>> Begin DATASET RECORDS

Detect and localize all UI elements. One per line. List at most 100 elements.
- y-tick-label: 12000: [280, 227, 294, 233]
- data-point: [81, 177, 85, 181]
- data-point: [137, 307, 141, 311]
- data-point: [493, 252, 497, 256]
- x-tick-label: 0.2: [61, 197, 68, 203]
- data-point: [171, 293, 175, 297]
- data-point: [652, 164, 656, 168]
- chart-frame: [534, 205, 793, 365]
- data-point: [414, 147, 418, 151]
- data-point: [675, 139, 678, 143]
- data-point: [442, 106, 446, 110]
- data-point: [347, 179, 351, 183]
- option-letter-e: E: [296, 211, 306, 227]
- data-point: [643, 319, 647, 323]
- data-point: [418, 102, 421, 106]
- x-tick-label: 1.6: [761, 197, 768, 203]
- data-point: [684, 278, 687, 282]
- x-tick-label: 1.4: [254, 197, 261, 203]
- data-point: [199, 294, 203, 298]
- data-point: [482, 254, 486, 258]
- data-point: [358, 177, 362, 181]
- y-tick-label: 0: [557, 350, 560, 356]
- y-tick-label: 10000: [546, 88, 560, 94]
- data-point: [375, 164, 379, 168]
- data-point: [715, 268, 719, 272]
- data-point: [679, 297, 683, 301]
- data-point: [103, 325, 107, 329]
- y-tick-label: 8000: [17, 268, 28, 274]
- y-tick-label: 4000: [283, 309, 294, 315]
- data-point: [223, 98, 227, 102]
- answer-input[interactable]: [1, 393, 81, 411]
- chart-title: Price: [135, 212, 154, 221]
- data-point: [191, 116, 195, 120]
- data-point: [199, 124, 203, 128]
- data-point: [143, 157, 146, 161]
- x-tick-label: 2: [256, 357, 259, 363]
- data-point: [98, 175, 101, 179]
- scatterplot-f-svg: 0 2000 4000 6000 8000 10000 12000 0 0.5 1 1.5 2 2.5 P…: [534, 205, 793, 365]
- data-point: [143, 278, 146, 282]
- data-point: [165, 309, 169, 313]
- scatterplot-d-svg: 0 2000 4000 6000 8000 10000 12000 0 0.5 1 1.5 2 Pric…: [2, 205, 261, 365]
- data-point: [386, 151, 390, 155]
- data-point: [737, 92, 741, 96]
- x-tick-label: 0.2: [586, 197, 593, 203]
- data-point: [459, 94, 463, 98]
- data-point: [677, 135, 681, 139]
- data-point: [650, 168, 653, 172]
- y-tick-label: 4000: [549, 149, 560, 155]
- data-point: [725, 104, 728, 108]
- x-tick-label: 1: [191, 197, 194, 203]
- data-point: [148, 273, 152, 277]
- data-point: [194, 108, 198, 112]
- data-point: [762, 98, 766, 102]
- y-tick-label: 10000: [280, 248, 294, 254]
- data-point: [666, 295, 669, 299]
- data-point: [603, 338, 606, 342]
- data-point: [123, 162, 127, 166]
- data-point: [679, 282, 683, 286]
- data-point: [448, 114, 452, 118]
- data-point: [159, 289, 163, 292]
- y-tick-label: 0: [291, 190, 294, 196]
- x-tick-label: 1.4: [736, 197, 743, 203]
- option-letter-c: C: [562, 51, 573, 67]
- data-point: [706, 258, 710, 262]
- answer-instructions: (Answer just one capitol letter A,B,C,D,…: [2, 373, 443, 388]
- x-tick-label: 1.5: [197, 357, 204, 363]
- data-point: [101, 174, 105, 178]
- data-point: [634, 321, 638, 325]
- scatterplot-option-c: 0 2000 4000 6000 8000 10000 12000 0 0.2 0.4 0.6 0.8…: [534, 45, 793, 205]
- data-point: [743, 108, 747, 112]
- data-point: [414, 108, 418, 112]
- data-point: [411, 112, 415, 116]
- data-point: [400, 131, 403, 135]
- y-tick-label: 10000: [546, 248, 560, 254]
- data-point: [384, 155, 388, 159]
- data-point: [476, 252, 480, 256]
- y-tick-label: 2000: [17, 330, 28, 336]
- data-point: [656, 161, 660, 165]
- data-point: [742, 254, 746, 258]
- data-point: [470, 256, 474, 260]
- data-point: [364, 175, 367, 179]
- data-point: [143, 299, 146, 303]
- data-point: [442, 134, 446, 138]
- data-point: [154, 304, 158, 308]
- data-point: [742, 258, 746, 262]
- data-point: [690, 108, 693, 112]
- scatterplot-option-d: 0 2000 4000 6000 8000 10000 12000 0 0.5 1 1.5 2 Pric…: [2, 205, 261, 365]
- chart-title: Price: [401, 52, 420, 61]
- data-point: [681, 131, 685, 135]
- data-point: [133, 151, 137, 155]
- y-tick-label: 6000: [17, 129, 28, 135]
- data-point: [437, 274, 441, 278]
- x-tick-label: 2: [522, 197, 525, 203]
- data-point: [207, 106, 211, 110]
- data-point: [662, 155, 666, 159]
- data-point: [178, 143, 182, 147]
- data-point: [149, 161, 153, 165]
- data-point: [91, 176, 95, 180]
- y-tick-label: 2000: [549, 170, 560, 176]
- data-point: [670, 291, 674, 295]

>> End DATASET RECORDS

## EXERCISE PROMPT:
Reproduce every line of the records above without changing anything.

## SOLVED EXERCISE:
Detect and localize all UI elements. One per line. List at most 100 elements.
- y-tick-label: 12000: [280, 227, 294, 233]
- data-point: [81, 177, 85, 181]
- data-point: [137, 307, 141, 311]
- data-point: [493, 252, 497, 256]
- x-tick-label: 0.2: [61, 197, 68, 203]
- data-point: [171, 293, 175, 297]
- data-point: [652, 164, 656, 168]
- chart-frame: [534, 205, 793, 365]
- data-point: [414, 147, 418, 151]
- data-point: [675, 139, 678, 143]
- data-point: [442, 106, 446, 110]
- data-point: [347, 179, 351, 183]
- option-letter-e: E: [296, 211, 306, 227]
- data-point: [643, 319, 647, 323]
- data-point: [418, 102, 421, 106]
- x-tick-label: 1.6: [761, 197, 768, 203]
- data-point: [684, 278, 687, 282]
- x-tick-label: 1.4: [254, 197, 261, 203]
- data-point: [199, 294, 203, 298]
- data-point: [482, 254, 486, 258]
- data-point: [358, 177, 362, 181]
- y-tick-label: 0: [557, 350, 560, 356]
- y-tick-label: 10000: [546, 88, 560, 94]
- data-point: [375, 164, 379, 168]
- data-point: [715, 268, 719, 272]
- data-point: [679, 297, 683, 301]
- data-point: [103, 325, 107, 329]
- y-tick-label: 8000: [17, 268, 28, 274]
- y-tick-label: 4000: [283, 309, 294, 315]
- data-point: [223, 98, 227, 102]
- answer-input[interactable]: [1, 393, 81, 411]
- chart-title: Price: [135, 212, 154, 221]
- data-point: [191, 116, 195, 120]
- data-point: [199, 124, 203, 128]
- data-point: [143, 157, 146, 161]
- x-tick-label: 2: [256, 357, 259, 363]
- data-point: [98, 175, 101, 179]
- scatterplot-f-svg: 0 2000 4000 6000 8000 10000 12000 0 0.5 1 1.5 2 2.5 P…: [534, 205, 793, 365]
- data-point: [143, 278, 146, 282]
- data-point: [165, 309, 169, 313]
- scatterplot-d-svg: 0 2000 4000 6000 8000 10000 12000 0 0.5 1 1.5 2 Pric…: [2, 205, 261, 365]
- data-point: [386, 151, 390, 155]
- data-point: [737, 92, 741, 96]
- x-tick-label: 0.2: [586, 197, 593, 203]
- data-point: [459, 94, 463, 98]
- data-point: [677, 135, 681, 139]
- data-point: [650, 168, 653, 172]
- y-tick-label: 4000: [549, 149, 560, 155]
- data-point: [725, 104, 728, 108]
- x-tick-label: 1: [191, 197, 194, 203]
- data-point: [148, 273, 152, 277]
- data-point: [194, 108, 198, 112]
- data-point: [762, 98, 766, 102]
- y-tick-label: 10000: [280, 248, 294, 254]
- data-point: [666, 295, 669, 299]
- data-point: [603, 338, 606, 342]
- data-point: [123, 162, 127, 166]
- data-point: [679, 282, 683, 286]
- data-point: [448, 114, 452, 118]
- data-point: [159, 289, 163, 292]
- y-tick-label: 0: [291, 190, 294, 196]
- x-tick-label: 1.4: [736, 197, 743, 203]
- option-letter-c: C: [562, 51, 573, 67]
- data-point: [706, 258, 710, 262]
- answer-instructions: (Answer just one capitol letter A,B,C,D,…: [2, 373, 443, 388]
- x-tick-label: 1.5: [197, 357, 204, 363]
- data-point: [101, 174, 105, 178]
- data-point: [634, 321, 638, 325]
- scatterplot-option-c: 0 2000 4000 6000 8000 10000 12000 0 0.2 0.4 0.6 0.8…: [534, 45, 793, 205]
- data-point: [743, 108, 747, 112]
- data-point: [414, 108, 418, 112]
- data-point: [411, 112, 415, 116]
- data-point: [400, 131, 403, 135]
- y-tick-label: 10000: [546, 248, 560, 254]
- data-point: [384, 155, 388, 159]
- data-point: [476, 252, 480, 256]
- y-tick-label: 2000: [17, 330, 28, 336]
- data-point: [656, 161, 660, 165]
- data-point: [742, 254, 746, 258]
- data-point: [470, 256, 474, 260]
- data-point: [364, 175, 367, 179]
- data-point: [143, 299, 146, 303]
- data-point: [442, 134, 446, 138]
- data-point: [154, 304, 158, 308]
- data-point: [742, 258, 746, 262]
- data-point: [690, 108, 693, 112]
- scatterplot-option-d: 0 2000 4000 6000 8000 10000 12000 0 0.5 1 1.5 2 Pric…: [2, 205, 261, 365]
- chart-title: Price: [401, 52, 420, 61]
- data-point: [681, 131, 685, 135]
- data-point: [133, 151, 137, 155]
- y-tick-label: 6000: [17, 129, 28, 135]
- data-point: [437, 274, 441, 278]
- x-tick-label: 2: [522, 197, 525, 203]
- data-point: [207, 106, 211, 110]
- data-point: [662, 155, 666, 159]
- data-point: [178, 143, 182, 147]
- data-point: [149, 161, 153, 165]
- data-point: [91, 176, 95, 180]
- y-tick-label: 2000: [549, 170, 560, 176]
- data-point: [670, 291, 674, 295]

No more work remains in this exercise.